-- Begin Input data --
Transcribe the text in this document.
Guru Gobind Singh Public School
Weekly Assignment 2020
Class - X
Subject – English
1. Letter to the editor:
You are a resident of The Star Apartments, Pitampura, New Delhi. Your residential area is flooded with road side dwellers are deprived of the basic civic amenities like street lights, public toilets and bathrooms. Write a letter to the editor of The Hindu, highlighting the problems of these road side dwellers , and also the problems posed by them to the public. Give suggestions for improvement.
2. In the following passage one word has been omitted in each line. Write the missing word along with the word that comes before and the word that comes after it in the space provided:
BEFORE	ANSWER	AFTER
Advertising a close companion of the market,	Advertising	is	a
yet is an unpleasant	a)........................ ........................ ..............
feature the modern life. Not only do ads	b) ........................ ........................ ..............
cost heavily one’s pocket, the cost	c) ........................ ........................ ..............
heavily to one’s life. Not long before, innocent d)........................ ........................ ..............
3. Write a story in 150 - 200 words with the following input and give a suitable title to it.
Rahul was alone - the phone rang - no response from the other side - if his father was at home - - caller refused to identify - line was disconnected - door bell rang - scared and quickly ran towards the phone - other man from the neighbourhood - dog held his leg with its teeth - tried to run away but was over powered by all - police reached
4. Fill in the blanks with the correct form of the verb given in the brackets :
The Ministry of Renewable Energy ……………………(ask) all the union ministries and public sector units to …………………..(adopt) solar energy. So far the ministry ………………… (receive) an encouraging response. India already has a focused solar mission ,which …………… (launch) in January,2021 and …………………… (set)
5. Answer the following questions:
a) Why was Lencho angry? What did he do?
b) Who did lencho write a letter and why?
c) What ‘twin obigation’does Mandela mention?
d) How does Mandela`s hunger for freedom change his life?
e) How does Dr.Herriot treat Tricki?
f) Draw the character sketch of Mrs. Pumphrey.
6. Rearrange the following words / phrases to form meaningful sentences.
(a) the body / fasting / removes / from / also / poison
-- End Input data --
-- Begin Input data --
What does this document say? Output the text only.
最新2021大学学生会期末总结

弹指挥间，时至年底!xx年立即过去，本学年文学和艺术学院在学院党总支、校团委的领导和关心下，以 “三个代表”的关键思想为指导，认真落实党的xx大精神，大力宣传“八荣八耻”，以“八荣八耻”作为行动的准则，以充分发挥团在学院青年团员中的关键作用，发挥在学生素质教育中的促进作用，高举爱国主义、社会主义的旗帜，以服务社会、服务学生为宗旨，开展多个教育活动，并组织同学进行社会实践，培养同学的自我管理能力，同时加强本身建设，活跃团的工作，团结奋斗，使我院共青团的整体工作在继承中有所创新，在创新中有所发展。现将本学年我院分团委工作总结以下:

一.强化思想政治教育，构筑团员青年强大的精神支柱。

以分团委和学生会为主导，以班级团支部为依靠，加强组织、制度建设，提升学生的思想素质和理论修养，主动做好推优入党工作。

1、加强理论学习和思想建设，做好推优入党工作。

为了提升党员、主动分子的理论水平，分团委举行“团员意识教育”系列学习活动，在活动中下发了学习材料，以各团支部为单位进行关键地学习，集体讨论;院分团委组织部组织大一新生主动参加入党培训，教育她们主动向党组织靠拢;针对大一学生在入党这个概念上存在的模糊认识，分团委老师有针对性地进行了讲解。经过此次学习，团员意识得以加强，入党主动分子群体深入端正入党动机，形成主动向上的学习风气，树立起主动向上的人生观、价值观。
-- End Input data --
Problem: Pull every line containing the word "also" out of the entries above.

Reply:
You are a resident of The Star Apartments, Pitampura, New Delhi. Your residential area is flooded with road side dwellers are deprived of the basic civic amenities like street lights, public toilets and bathrooms. Write a letter to the editor of The Hindu, highlighting the problems of these road side dwellers , and also the problems posed by them to the public. Give suggestions for improvement.
(a) the body / fasting / removes / from / also / poison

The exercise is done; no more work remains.